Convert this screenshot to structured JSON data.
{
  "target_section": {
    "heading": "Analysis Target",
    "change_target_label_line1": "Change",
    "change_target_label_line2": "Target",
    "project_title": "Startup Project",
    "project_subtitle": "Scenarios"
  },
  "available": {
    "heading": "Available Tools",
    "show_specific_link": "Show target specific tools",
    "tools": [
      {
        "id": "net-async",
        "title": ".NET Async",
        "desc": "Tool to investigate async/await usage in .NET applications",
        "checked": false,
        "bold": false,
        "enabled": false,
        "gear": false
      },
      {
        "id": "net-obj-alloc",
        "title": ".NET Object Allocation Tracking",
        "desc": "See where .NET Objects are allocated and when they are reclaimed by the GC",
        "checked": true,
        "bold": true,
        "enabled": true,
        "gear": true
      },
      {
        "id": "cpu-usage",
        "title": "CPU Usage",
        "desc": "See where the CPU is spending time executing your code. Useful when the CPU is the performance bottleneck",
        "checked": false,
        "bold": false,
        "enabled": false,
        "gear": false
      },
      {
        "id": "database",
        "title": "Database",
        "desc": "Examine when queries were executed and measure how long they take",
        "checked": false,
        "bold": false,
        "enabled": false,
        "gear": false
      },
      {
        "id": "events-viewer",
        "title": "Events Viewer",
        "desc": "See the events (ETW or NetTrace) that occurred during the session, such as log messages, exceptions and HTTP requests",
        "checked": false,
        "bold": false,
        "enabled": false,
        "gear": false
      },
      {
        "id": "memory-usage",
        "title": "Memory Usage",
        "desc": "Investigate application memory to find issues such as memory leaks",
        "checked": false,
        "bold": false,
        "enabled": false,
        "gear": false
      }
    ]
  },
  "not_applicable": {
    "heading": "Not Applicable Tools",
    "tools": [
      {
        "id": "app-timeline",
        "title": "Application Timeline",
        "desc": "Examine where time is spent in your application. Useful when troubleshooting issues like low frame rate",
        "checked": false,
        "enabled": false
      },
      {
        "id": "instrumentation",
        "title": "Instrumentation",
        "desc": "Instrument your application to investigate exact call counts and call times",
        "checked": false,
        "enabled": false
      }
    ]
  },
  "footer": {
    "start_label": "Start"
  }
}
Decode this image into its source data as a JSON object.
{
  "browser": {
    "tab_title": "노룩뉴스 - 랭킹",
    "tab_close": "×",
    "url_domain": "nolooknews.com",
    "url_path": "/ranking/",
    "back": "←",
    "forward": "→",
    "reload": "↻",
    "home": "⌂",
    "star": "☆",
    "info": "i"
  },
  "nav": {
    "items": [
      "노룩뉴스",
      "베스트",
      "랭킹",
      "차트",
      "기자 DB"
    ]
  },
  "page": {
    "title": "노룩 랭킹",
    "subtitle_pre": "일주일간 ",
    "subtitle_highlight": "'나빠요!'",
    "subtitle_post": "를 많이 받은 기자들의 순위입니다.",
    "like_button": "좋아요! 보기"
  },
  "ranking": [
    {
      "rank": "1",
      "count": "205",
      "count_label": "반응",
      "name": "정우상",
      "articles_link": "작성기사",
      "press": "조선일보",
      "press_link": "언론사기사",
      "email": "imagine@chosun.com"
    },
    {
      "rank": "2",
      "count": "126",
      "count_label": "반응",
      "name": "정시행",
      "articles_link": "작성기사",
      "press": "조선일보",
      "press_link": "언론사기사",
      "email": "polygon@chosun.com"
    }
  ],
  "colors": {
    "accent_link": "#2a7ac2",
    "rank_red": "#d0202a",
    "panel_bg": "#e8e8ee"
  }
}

══════

■ Problem to work on ■
Starting with the line that contains "Decode this image", print each line through the last one in the listing. Include both end lines and add nothing.

■ Answer to this task ■
Decode this image into its source data as a JSON object.
{
  "browser": {
    "tab_title": "노룩뉴스 - 랭킹",
    "tab_close": "×",
    "url_domain": "nolooknews.com",
    "url_path": "/ranking/",
    "back": "←",
    "forward": "→",
    "reload": "↻",
    "home": "⌂",
    "star": "☆",
    "info": "i"
  },
  "nav": {
    "items": [
      "노룩뉴스",
      "베스트",
      "랭킹",
      "차트",
      "기자 DB"
    ]
  },
  "page": {
    "title": "노룩 랭킹",
    "subtitle_pre": "일주일간 ",
    "subtitle_highlight": "'나빠요!'",
    "subtitle_post": "를 많이 받은 기자들의 순위입니다.",
    "like_button": "좋아요! 보기"
  },
  "ranking": [
    {
      "rank": "1",
      "count": "205",
      "count_label": "반응",
      "name": "정우상",
      "articles_link": "작성기사",
      "press": "조선일보",
      "press_link": "언론사기사",
      "email": "imagine@chosun.com"
    },
    {
      "rank": "2",
      "count": "126",
      "count_label": "반응",
      "name": "정시행",
      "articles_link": "작성기사",
      "press": "조선일보",
      "press_link": "언론사기사",
      "email": "polygon@chosun.com"
    }
  ],
  "colors": {
    "accent_link": "#2a7ac2",
    "rank_red": "#d0202a",
    "panel_bg": "#e8e8ee"
  }
}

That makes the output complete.